┌─ GIVEN RECORDS

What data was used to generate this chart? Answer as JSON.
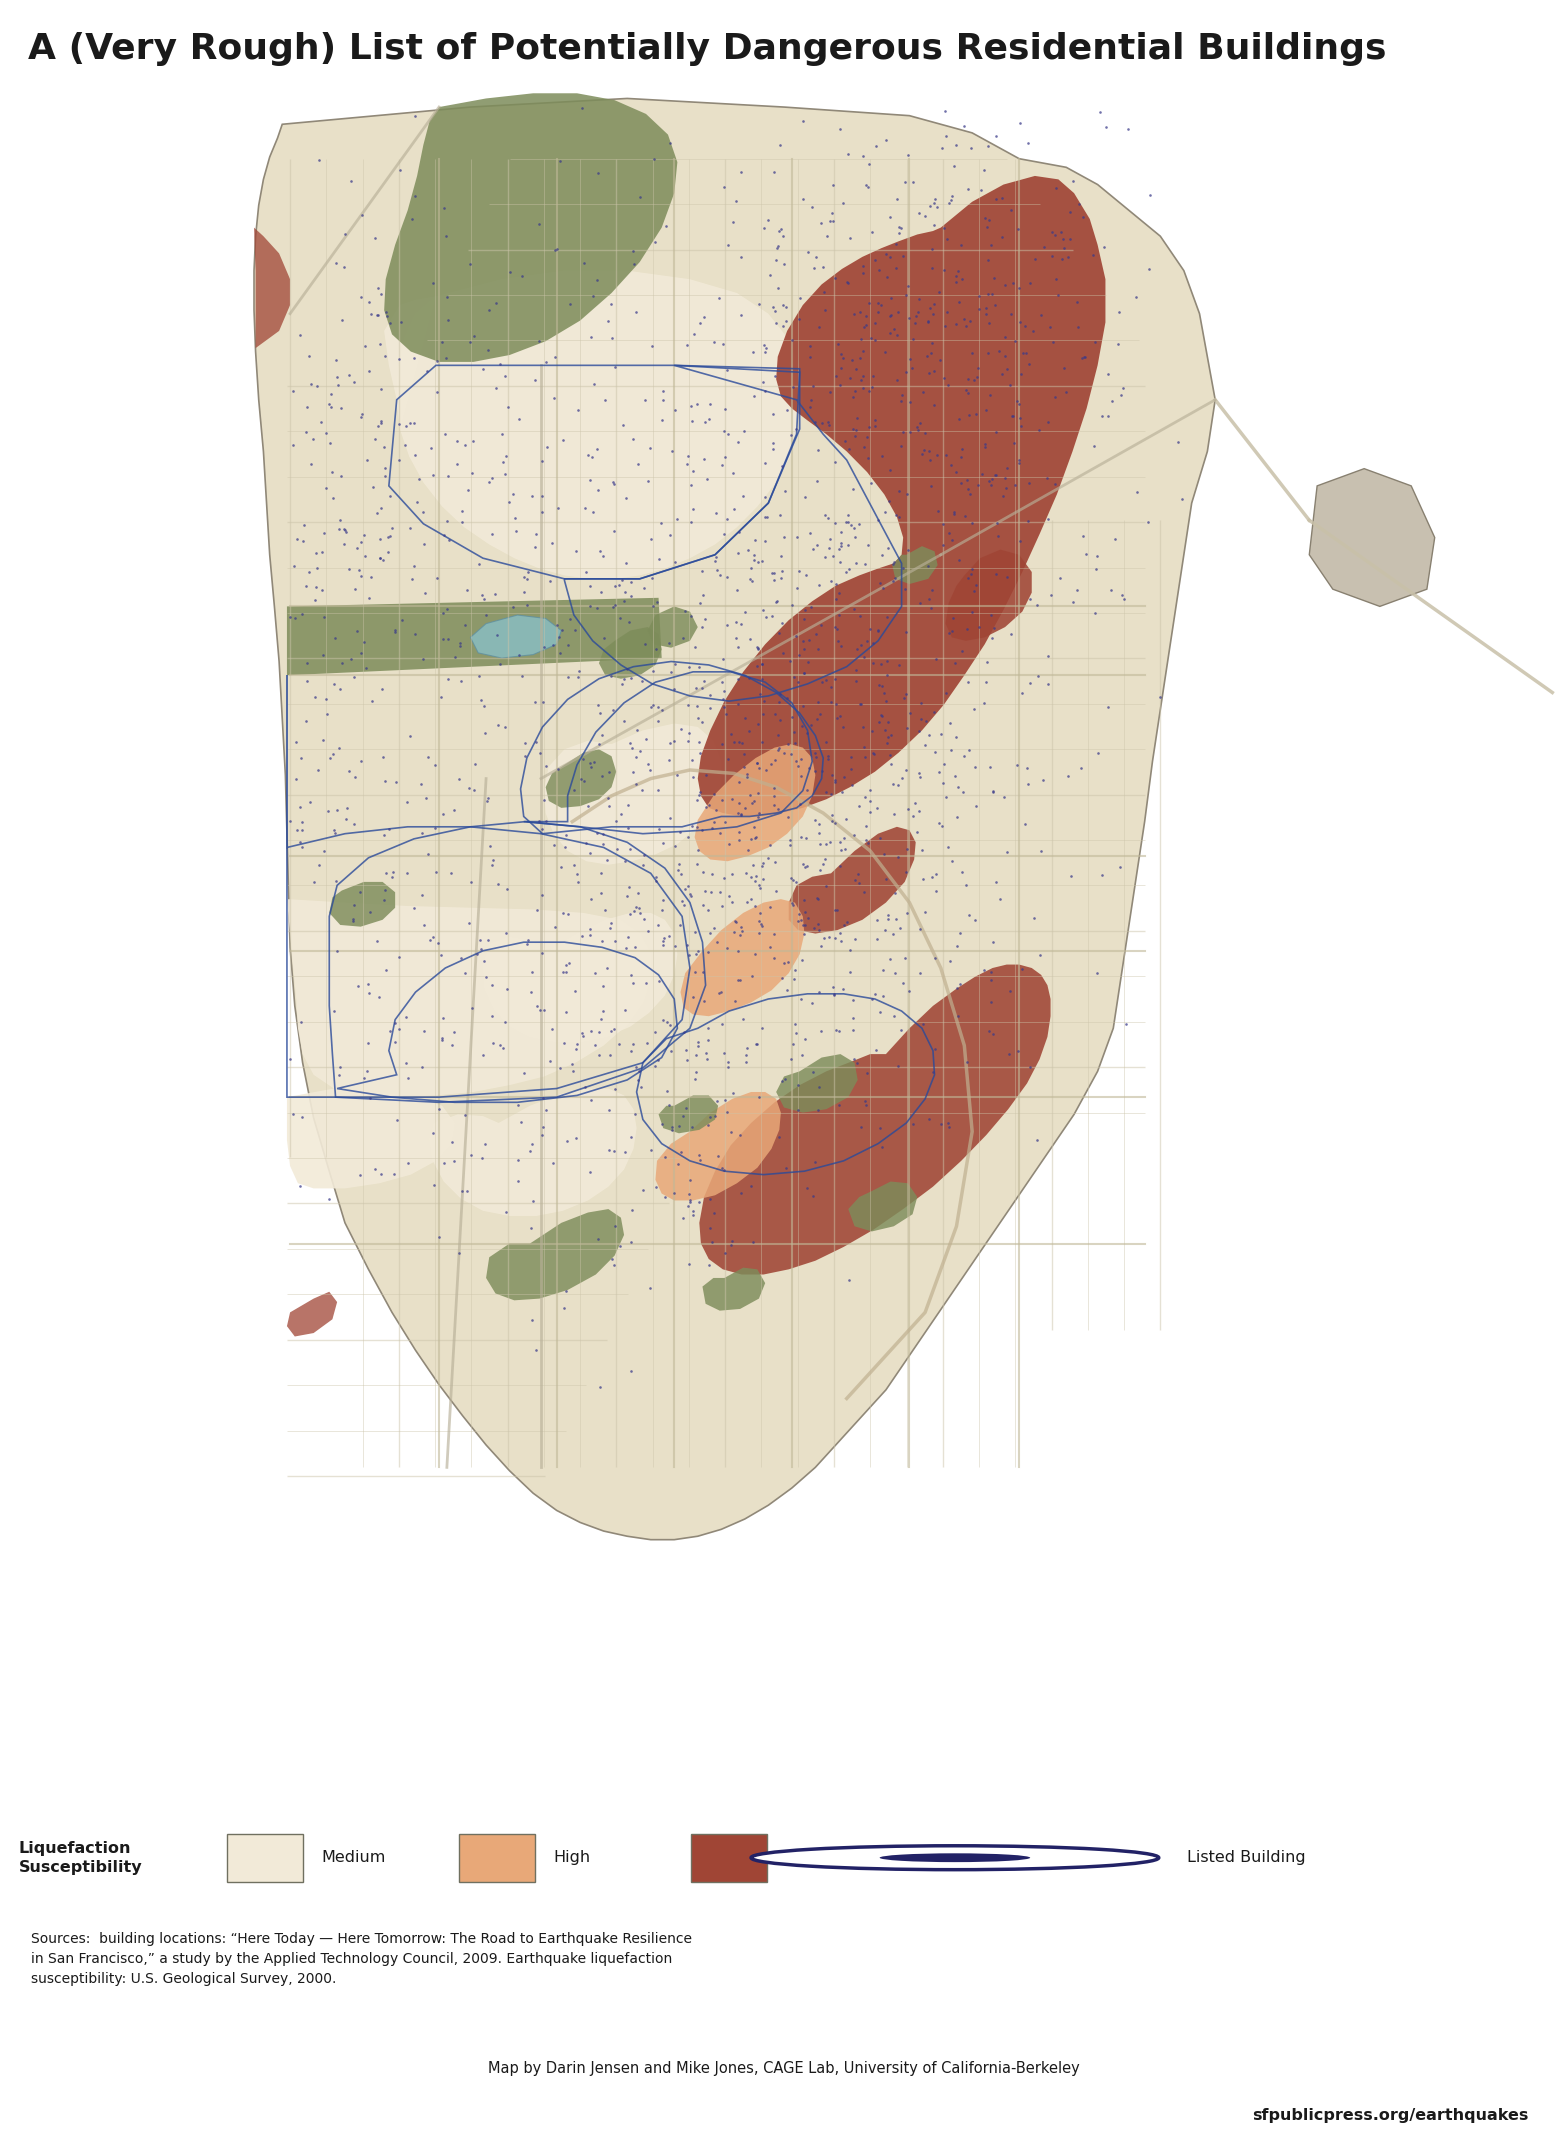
{
  "title": "A (Very Rough) List of Potentially Dangerous Residential Buildings",
  "title_fontsize": 26,
  "title_fontweight": "bold",
  "title_color": "#1a1a1a",
  "colors": {
    "ocean": "#aad4d5",
    "medium": "#f2ead8",
    "low_susceptibility": "#ddd8c8",
    "high": "#e8a878",
    "very_high": "#a04535",
    "park_dark": "#7d8c5a",
    "park_light": "#9aaa70",
    "building_dot": "#3a3a8a",
    "road_major": "#c8bfa0",
    "road_minor": "#d8d0b8",
    "boundary_blue": "#2a4a9a",
    "land_bg": "#e8e0c8",
    "gray_zone": "#c0bdb0",
    "oakland_bg": "#c8c0b0",
    "coast_line": "#a09880"
  },
  "legend_bg_color": "#c0bcb0",
  "footer_bg_color": "#b8b4a8",
  "source_text": "Sources:  building locations: “Here Today — Here Tomorrow: The Road to Earthquake Resilience\nin San Francisco,” a study by the Applied Technology Council, 2009. Earthquake liquefaction\nsusceptibility: U.S. Geological Survey, 2000.",
  "credit_text": "Map by Darin Jensen and Mike Jones, CAGE Lab, University of California-Berkeley",
  "url_text": "sfpublicpress.org/earthquakes",
  "legend_title": "Liquefaction\nSusceptibility"
}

└─

**AIM OF THE TASK**
Give the material again exactly as it is, but keep the pictures out.

**THE SOLUTION**
What data was used to generate this chart? Answer as JSON.
{
  "title": "A (Very Rough) List of Potentially Dangerous Residential Buildings",
  "title_fontsize": 26,
  "title_fontweight": "bold",
  "title_color": "#1a1a1a",
  "colors": {
    "ocean": "#aad4d5",
    "medium": "#f2ead8",
    "low_susceptibility": "#ddd8c8",
    "high": "#e8a878",
    "very_high": "#a04535",
    "park_dark": "#7d8c5a",
    "park_light": "#9aaa70",
    "building_dot": "#3a3a8a",
    "road_major": "#c8bfa0",
    "road_minor": "#d8d0b8",
    "boundary_blue": "#2a4a9a",
    "land_bg": "#e8e0c8",
    "gray_zone": "#c0bdb0",
    "oakland_bg": "#c8c0b0",
    "coast_line": "#a09880"
  },
  "legend_bg_color": "#c0bcb0",
  "footer_bg_color": "#b8b4a8",
  "source_text": "Sources:  building locations: “Here Today — Here Tomorrow: The Road to Earthquake Resilience\nin San Francisco,” a study by the Applied Technology Council, 2009. Earthquake liquefaction\nsusceptibility: U.S. Geological Survey, 2000.",
  "credit_text": "Map by Darin Jensen and Mike Jones, CAGE Lab, University of California-Berkeley",
  "url_text": "sfpublicpress.org/earthquakes",
  "legend_title": "Liquefaction\nSusceptibility"
}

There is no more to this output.